> [Task instructions]
Write the material out again exactly as it stands.

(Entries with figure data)
▼

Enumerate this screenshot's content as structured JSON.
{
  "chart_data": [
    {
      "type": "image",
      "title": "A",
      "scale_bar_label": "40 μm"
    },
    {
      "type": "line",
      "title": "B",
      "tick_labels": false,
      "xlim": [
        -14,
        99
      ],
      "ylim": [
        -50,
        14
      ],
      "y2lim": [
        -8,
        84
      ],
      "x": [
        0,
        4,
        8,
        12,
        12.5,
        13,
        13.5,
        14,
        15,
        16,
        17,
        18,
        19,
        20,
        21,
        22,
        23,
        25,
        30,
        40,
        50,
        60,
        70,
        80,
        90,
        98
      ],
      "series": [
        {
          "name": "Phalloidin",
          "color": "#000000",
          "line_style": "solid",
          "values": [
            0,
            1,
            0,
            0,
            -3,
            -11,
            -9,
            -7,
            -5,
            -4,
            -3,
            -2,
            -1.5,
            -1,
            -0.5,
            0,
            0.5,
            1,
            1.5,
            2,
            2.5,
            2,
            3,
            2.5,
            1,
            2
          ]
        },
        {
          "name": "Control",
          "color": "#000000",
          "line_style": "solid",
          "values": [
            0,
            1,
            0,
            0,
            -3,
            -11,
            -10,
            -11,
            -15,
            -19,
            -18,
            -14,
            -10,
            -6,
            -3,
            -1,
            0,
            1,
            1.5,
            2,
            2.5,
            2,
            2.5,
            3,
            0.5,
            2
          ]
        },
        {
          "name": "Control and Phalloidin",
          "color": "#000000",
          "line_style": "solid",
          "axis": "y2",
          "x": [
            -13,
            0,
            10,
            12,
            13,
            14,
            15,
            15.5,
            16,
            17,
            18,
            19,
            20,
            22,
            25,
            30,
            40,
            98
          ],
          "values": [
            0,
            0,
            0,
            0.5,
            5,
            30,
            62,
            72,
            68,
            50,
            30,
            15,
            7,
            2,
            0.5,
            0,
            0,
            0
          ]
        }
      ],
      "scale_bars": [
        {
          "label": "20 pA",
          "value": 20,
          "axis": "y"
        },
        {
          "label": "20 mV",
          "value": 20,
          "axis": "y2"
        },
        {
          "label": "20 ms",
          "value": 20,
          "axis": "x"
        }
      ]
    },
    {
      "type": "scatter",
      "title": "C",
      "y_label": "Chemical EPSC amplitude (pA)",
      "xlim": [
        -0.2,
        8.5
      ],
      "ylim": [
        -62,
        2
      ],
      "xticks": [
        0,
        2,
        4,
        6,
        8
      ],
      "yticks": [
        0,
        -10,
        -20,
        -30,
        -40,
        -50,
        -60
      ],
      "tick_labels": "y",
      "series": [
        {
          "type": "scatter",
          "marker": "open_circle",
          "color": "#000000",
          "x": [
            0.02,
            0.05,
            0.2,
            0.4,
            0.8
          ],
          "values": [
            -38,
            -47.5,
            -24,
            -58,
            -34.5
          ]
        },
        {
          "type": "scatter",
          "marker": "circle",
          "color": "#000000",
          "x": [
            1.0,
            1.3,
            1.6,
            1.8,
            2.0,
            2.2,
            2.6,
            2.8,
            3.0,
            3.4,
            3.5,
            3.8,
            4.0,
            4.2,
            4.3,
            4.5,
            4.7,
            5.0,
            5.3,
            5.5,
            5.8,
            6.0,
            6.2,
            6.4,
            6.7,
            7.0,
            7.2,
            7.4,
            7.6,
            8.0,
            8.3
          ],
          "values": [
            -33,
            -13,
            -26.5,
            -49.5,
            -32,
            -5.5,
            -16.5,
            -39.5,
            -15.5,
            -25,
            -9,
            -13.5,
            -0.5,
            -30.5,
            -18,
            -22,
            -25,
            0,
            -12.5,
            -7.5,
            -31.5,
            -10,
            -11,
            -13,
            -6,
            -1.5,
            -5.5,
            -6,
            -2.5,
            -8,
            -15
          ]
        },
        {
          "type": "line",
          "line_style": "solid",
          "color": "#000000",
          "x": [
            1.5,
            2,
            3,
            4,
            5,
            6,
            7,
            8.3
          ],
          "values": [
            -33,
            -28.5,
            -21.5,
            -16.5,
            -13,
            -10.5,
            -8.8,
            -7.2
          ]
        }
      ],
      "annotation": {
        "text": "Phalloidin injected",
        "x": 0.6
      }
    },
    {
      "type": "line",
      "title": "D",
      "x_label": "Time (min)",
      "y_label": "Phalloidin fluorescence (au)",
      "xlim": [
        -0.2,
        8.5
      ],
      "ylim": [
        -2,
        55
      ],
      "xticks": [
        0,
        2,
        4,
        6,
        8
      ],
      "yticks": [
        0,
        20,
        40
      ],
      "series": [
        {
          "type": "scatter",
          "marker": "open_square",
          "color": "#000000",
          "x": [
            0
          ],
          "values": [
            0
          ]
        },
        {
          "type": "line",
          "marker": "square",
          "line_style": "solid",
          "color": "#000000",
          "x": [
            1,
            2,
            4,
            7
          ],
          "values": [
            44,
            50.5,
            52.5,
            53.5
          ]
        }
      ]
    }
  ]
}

▲

> [Output for this task]
Enumerate this screenshot's content as structured JSON.
{
  "chart_data": [
    {
      "type": "image",
      "title": "A",
      "scale_bar_label": "40 μm"
    },
    {
      "type": "line",
      "title": "B",
      "tick_labels": false,
      "xlim": [
        -14,
        99
      ],
      "ylim": [
        -50,
        14
      ],
      "y2lim": [
        -8,
        84
      ],
      "x": [
        0,
        4,
        8,
        12,
        12.5,
        13,
        13.5,
        14,
        15,
        16,
        17,
        18,
        19,
        20,
        21,
        22,
        23,
        25,
        30,
        40,
        50,
        60,
        70,
        80,
        90,
        98
      ],
      "series": [
        {
          "name": "Phalloidin",
          "color": "#000000",
          "line_style": "solid",
          "values": [
            0,
            1,
            0,
            0,
            -3,
            -11,
            -9,
            -7,
            -5,
            -4,
            -3,
            -2,
            -1.5,
            -1,
            -0.5,
            0,
            0.5,
            1,
            1.5,
            2,
            2.5,
            2,
            3,
            2.5,
            1,
            2
          ]
        },
        {
          "name": "Control",
          "color": "#000000",
          "line_style": "solid",
          "values": [
            0,
            1,
            0,
            0,
            -3,
            -11,
            -10,
            -11,
            -15,
            -19,
            -18,
            -14,
            -10,
            -6,
            -3,
            -1,
            0,
            1,
            1.5,
            2,
            2.5,
            2,
            2.5,
            3,
            0.5,
            2
          ]
        },
        {
          "name": "Control and Phalloidin",
          "color": "#000000",
          "line_style": "solid",
          "axis": "y2",
          "x": [
            -13,
            0,
            10,
            12,
            13,
            14,
            15,
            15.5,
            16,
            17,
            18,
            19,
            20,
            22,
            25,
            30,
            40,
            98
          ],
          "values": [
            0,
            0,
            0,
            0.5,
            5,
            30,
            62,
            72,
            68,
            50,
            30,
            15,
            7,
            2,
            0.5,
            0,
            0,
            0
          ]
        }
      ],
      "scale_bars": [
        {
          "label": "20 pA",
          "value": 20,
          "axis": "y"
        },
        {
          "label": "20 mV",
          "value": 20,
          "axis": "y2"
        },
        {
          "label": "20 ms",
          "value": 20,
          "axis": "x"
        }
      ]
    },
    {
      "type": "scatter",
      "title": "C",
      "y_label": "Chemical EPSC amplitude (pA)",
      "xlim": [
        -0.2,
        8.5
      ],
      "ylim": [
        -62,
        2
      ],
      "xticks": [
        0,
        2,
        4,
        6,
        8
      ],
      "yticks": [
        0,
        -10,
        -20,
        -30,
        -40,
        -50,
        -60
      ],
      "tick_labels": "y",
      "series": [
        {
          "type": "scatter",
          "marker": "open_circle",
          "color": "#000000",
          "x": [
            0.02,
            0.05,
            0.2,
            0.4,
            0.8
          ],
          "values": [
            -38,
            -47.5,
            -24,
            -58,
            -34.5
          ]
        },
        {
          "type": "scatter",
          "marker": "circle",
          "color": "#000000",
          "x": [
            1.0,
            1.3,
            1.6,
            1.8,
            2.0,
            2.2,
            2.6,
            2.8,
            3.0,
            3.4,
            3.5,
            3.8,
            4.0,
            4.2,
            4.3,
            4.5,
            4.7,
            5.0,
            5.3,
            5.5,
            5.8,
            6.0,
            6.2,
            6.4,
            6.7,
            7.0,
            7.2,
            7.4,
            7.6,
            8.0,
            8.3
          ],
          "values": [
            -33,
            -13,
            -26.5,
            -49.5,
            -32,
            -5.5,
            -16.5,
            -39.5,
            -15.5,
            -25,
            -9,
            -13.5,
            -0.5,
            -30.5,
            -18,
            -22,
            -25,
            0,
            -12.5,
            -7.5,
            -31.5,
            -10,
            -11,
            -13,
            -6,
            -1.5,
            -5.5,
            -6,
            -2.5,
            -8,
            -15
          ]
        },
        {
          "type": "line",
          "line_style": "solid",
          "color": "#000000",
          "x": [
            1.5,
            2,
            3,
            4,
            5,
            6,
            7,
            8.3
          ],
          "values": [
            -33,
            -28.5,
            -21.5,
            -16.5,
            -13,
            -10.5,
            -8.8,
            -7.2
          ]
        }
      ],
      "annotation": {
        "text": "Phalloidin injected",
        "x": 0.6
      }
    },
    {
      "type": "line",
      "title": "D",
      "x_label": "Time (min)",
      "y_label": "Phalloidin fluorescence (au)",
      "xlim": [
        -0.2,
        8.5
      ],
      "ylim": [
        -2,
        55
      ],
      "xticks": [
        0,
        2,
        4,
        6,
        8
      ],
      "yticks": [
        0,
        20,
        40
      ],
      "series": [
        {
          "type": "scatter",
          "marker": "open_square",
          "color": "#000000",
          "x": [
            0
          ],
          "values": [
            0
          ]
        },
        {
          "type": "line",
          "marker": "square",
          "line_style": "solid",
          "color": "#000000",
          "x": [
            1,
            2,
            4,
            7
          ],
          "values": [
            44,
            50.5,
            52.5,
            53.5
          ]
        }
      ]
    }
  ]
}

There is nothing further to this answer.